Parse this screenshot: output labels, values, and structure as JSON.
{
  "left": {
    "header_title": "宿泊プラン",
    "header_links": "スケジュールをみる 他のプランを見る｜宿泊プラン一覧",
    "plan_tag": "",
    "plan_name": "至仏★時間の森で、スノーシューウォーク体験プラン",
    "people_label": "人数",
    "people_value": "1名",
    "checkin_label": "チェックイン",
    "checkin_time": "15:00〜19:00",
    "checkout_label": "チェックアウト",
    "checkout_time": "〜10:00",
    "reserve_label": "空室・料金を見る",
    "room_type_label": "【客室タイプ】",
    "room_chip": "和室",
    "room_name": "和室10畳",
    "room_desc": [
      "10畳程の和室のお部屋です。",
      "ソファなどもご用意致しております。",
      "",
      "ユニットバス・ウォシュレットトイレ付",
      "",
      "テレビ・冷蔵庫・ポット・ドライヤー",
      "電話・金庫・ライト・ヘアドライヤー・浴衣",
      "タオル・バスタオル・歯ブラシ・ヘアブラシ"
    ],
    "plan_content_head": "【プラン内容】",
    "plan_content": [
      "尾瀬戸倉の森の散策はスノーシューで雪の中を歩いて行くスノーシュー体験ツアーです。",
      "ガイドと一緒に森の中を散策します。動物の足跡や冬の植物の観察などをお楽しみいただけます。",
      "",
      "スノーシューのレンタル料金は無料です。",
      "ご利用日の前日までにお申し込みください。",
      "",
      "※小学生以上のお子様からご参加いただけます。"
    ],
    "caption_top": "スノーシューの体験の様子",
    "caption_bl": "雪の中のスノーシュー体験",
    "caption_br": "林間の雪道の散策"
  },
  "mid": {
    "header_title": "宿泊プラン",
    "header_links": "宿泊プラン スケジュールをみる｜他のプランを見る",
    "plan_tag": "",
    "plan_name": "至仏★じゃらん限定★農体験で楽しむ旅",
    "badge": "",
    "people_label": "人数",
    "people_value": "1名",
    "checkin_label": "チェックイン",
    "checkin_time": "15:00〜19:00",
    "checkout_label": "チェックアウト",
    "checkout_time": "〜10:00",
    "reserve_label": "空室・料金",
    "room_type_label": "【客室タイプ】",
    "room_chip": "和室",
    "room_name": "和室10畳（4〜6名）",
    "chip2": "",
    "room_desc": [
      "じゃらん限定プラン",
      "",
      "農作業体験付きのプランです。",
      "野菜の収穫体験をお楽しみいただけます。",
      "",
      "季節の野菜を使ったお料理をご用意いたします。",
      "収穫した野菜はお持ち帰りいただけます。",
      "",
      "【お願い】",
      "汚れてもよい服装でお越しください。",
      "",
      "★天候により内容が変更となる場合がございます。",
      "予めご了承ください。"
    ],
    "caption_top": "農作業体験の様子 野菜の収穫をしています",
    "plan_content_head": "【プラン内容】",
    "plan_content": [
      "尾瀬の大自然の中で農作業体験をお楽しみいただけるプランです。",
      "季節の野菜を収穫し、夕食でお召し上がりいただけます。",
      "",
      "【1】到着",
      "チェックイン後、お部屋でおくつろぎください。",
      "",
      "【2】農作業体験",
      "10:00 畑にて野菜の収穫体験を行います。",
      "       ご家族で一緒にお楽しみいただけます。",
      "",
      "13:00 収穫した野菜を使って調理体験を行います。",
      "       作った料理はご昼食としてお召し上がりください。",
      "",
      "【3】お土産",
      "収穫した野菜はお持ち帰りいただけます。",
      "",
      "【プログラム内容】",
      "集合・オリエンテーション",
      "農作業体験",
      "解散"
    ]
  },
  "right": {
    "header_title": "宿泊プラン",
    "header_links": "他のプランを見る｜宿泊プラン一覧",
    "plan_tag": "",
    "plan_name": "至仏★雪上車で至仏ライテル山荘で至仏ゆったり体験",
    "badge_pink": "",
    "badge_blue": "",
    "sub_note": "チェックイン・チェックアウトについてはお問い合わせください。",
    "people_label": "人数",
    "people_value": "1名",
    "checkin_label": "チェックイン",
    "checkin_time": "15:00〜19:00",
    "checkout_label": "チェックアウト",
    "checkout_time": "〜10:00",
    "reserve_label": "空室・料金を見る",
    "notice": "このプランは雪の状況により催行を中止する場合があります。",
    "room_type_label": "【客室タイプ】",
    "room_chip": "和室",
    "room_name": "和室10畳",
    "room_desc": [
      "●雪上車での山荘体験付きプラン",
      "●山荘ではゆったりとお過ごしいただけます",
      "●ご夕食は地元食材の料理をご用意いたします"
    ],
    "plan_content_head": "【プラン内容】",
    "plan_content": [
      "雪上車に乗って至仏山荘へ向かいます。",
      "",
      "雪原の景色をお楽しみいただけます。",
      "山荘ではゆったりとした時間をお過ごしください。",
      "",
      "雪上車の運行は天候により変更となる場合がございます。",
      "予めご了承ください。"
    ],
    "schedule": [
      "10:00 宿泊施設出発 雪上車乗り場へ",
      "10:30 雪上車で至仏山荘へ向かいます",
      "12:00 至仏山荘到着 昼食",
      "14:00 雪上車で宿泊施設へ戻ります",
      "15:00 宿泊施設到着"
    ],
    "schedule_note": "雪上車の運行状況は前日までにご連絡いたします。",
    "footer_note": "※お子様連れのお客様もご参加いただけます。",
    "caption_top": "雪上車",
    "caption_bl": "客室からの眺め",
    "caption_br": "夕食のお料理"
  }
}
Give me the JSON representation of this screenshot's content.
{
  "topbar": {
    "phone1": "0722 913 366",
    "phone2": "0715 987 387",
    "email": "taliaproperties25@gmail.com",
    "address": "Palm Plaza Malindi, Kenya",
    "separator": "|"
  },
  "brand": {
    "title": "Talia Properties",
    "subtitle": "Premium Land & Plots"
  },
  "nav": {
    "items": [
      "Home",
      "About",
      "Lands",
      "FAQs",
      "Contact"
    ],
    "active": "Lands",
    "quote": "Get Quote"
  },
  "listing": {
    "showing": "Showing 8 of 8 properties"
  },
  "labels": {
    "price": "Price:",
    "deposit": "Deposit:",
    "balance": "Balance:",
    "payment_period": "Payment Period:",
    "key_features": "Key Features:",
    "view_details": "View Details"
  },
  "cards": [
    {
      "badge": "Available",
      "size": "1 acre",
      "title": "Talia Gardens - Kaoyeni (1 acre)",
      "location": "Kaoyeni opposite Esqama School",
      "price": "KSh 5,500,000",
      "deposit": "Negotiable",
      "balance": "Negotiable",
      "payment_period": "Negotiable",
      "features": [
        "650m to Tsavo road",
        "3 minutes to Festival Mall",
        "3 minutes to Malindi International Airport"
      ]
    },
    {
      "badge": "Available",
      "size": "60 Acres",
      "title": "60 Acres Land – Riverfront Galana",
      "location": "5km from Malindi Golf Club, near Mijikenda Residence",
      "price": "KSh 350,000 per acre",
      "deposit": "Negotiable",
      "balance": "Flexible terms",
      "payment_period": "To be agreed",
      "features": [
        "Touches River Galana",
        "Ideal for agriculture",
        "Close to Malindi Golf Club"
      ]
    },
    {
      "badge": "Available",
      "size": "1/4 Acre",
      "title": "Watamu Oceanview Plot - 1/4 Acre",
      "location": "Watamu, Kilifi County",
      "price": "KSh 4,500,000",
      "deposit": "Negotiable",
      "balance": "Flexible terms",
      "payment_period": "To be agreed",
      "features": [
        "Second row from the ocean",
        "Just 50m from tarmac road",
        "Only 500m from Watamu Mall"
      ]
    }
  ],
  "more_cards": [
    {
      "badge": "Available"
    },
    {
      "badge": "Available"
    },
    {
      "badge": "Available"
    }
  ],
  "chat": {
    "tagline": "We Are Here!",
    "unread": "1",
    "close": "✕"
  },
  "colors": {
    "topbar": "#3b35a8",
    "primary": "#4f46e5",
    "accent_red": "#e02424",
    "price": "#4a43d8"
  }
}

▸ **REQUIRED WORK**
The listing above should be transcribed in full, exactly as written.

▸ **WRITTEN ANSWER**
Parse this screenshot: output labels, values, and structure as JSON.
{
  "left": {
    "header_title": "宿泊プラン",
    "header_links": "スケジュールをみる 他のプランを見る｜宿泊プラン一覧",
    "plan_tag": "",
    "plan_name": "至仏★時間の森で、スノーシューウォーク体験プラン",
    "people_label": "人数",
    "people_value": "1名",
    "checkin_label": "チェックイン",
    "checkin_time": "15:00〜19:00",
    "checkout_label": "チェックアウト",
    "checkout_time": "〜10:00",
    "reserve_label": "空室・料金を見る",
    "room_type_label": "【客室タイプ】",
    "room_chip": "和室",
    "room_name": "和室10畳",
    "room_desc": [
      "10畳程の和室のお部屋です。",
      "ソファなどもご用意致しております。",
      "",
      "ユニットバス・ウォシュレットトイレ付",
      "",
      "テレビ・冷蔵庫・ポット・ドライヤー",
      "電話・金庫・ライト・ヘアドライヤー・浴衣",
      "タオル・バスタオル・歯ブラシ・ヘアブラシ"
    ],
    "plan_content_head": "【プラン内容】",
    "plan_content": [
      "尾瀬戸倉の森の散策はスノーシューで雪の中を歩いて行くスノーシュー体験ツアーです。",
      "ガイドと一緒に森の中を散策します。動物の足跡や冬の植物の観察などをお楽しみいただけます。",
      "",
      "スノーシューのレンタル料金は無料です。",
      "ご利用日の前日までにお申し込みください。",
      "",
      "※小学生以上のお子様からご参加いただけます。"
    ],
    "caption_top": "スノーシューの体験の様子",
    "caption_bl": "雪の中のスノーシュー体験",
    "caption_br": "林間の雪道の散策"
  },
  "mid": {
    "header_title": "宿泊プラン",
    "header_links": "宿泊プラン スケジュールをみる｜他のプランを見る",
    "plan_tag": "",
    "plan_name": "至仏★じゃらん限定★農体験で楽しむ旅",
    "badge": "",
    "people_label": "人数",
    "people_value": "1名",
    "checkin_label": "チェックイン",
    "checkin_time": "15:00〜19:00",
    "checkout_label": "チェックアウト",
    "checkout_time": "〜10:00",
    "reserve_label": "空室・料金",
    "room_type_label": "【客室タイプ】",
    "room_chip": "和室",
    "room_name": "和室10畳（4〜6名）",
    "chip2": "",
    "room_desc": [
      "じゃらん限定プラン",
      "",
      "農作業体験付きのプランです。",
      "野菜の収穫体験をお楽しみいただけます。",
      "",
      "季節の野菜を使ったお料理をご用意いたします。",
      "収穫した野菜はお持ち帰りいただけます。",
      "",
      "【お願い】",
      "汚れてもよい服装でお越しください。",
      "",
      "★天候により内容が変更となる場合がございます。",
      "予めご了承ください。"
    ],
    "caption_top": "農作業体験の様子 野菜の収穫をしています",
    "plan_content_head": "【プラン内容】",
    "plan_content": [
      "尾瀬の大自然の中で農作業体験をお楽しみいただけるプランです。",
      "季節の野菜を収穫し、夕食でお召し上がりいただけます。",
      "",
      "【1】到着",
      "チェックイン後、お部屋でおくつろぎください。",
      "",
      "【2】農作業体験",
      "10:00 畑にて野菜の収穫体験を行います。",
      "       ご家族で一緒にお楽しみいただけます。",
      "",
      "13:00 収穫した野菜を使って調理体験を行います。",
      "       作った料理はご昼食としてお召し上がりください。",
      "",
      "【3】お土産",
      "収穫した野菜はお持ち帰りいただけます。",
      "",
      "【プログラム内容】",
      "集合・オリエンテーション",
      "農作業体験",
      "解散"
    ]
  },
  "right": {
    "header_title": "宿泊プラン",
    "header_links": "他のプランを見る｜宿泊プラン一覧",
    "plan_tag": "",
    "plan_name": "至仏★雪上車で至仏ライテル山荘で至仏ゆったり体験",
    "badge_pink": "",
    "badge_blue": "",
    "sub_note": "チェックイン・チェックアウトについてはお問い合わせください。",
    "people_label": "人数",
    "people_value": "1名",
    "checkin_label": "チェックイン",
    "checkin_time": "15:00〜19:00",
    "checkout_label": "チェックアウト",
    "checkout_time": "〜10:00",
    "reserve_label": "空室・料金を見る",
    "notice": "このプランは雪の状況により催行を中止する場合があります。",
    "room_type_label": "【客室タイプ】",
    "room_chip": "和室",
    "room_name": "和室10畳",
    "room_desc": [
      "●雪上車での山荘体験付きプラン",
      "●山荘ではゆったりとお過ごしいただけます",
      "●ご夕食は地元食材の料理をご用意いたします"
    ],
    "plan_content_head": "【プラン内容】",
    "plan_content": [
      "雪上車に乗って至仏山荘へ向かいます。",
      "",
      "雪原の景色をお楽しみいただけます。",
      "山荘ではゆったりとした時間をお過ごしください。",
      "",
      "雪上車の運行は天候により変更となる場合がございます。",
      "予めご了承ください。"
    ],
    "schedule": [
      "10:00 宿泊施設出発 雪上車乗り場へ",
      "10:30 雪上車で至仏山荘へ向かいます",
      "12:00 至仏山荘到着 昼食",
      "14:00 雪上車で宿泊施設へ戻ります",
      "15:00 宿泊施設到着"
    ],
    "schedule_note": "雪上車の運行状況は前日までにご連絡いたします。",
    "footer_note": "※お子様連れのお客様もご参加いただけます。",
    "caption_top": "雪上車",
    "caption_bl": "客室からの眺め",
    "caption_br": "夕食のお料理"
  }
}
Give me the JSON representation of this screenshot's content.
{
  "topbar": {
    "phone1": "0722 913 366",
    "phone2": "0715 987 387",
    "email": "taliaproperties25@gmail.com",
    "address": "Palm Plaza Malindi, Kenya",
    "separator": "|"
  },
  "brand": {
    "title": "Talia Properties",
    "subtitle": "Premium Land & Plots"
  },
  "nav": {
    "items": [
      "Home",
      "About",
      "Lands",
      "FAQs",
      "Contact"
    ],
    "active": "Lands",
    "quote": "Get Quote"
  },
  "listing": {
    "showing": "Showing 8 of 8 properties"
  },
  "labels": {
    "price": "Price:",
    "deposit": "Deposit:",
    "balance": "Balance:",
    "payment_period": "Payment Period:",
    "key_features": "Key Features:",
    "view_details": "View Details"
  },
  "cards": [
    {
      "badge": "Available",
      "size": "1 acre",
      "title": "Talia Gardens - Kaoyeni (1 acre)",
      "location": "Kaoyeni opposite Esqama School",
      "price": "KSh 5,500,000",
      "deposit": "Negotiable",
      "balance": "Negotiable",
      "payment_period": "Negotiable",
      "features": [
        "650m to Tsavo road",
        "3 minutes to Festival Mall",
        "3 minutes to Malindi International Airport"
      ]
    },
    {
      "badge": "Available",
      "size": "60 Acres",
      "title": "60 Acres Land – Riverfront Galana",
      "location": "5km from Malindi Golf Club, near Mijikenda Residence",
      "price": "KSh 350,000 per acre",
      "deposit": "Negotiable",
      "balance": "Flexible terms",
      "payment_period": "To be agreed",
      "features": [
        "Touches River Galana",
        "Ideal for agriculture",
        "Close to Malindi Golf Club"
      ]
    },
    {
      "badge": "Available",
      "size": "1/4 Acre",
      "title": "Watamu Oceanview Plot - 1/4 Acre",
      "location": "Watamu, Kilifi County",
      "price": "KSh 4,500,000",
      "deposit": "Negotiable",
      "balance": "Flexible terms",
      "payment_period": "To be agreed",
      "features": [
        "Second row from the ocean",
        "Just 50m from tarmac road",
        "Only 500m from Watamu Mall"
      ]
    }
  ],
  "more_cards": [
    {
      "badge": "Available"
    },
    {
      "badge": "Available"
    },
    {
      "badge": "Available"
    }
  ],
  "chat": {
    "tagline": "We Are Here!",
    "unread": "1",
    "close": "✕"
  },
  "colors": {
    "topbar": "#3b35a8",
    "primary": "#4f46e5",
    "accent_red": "#e02424",
    "price": "#4a43d8"
  }
}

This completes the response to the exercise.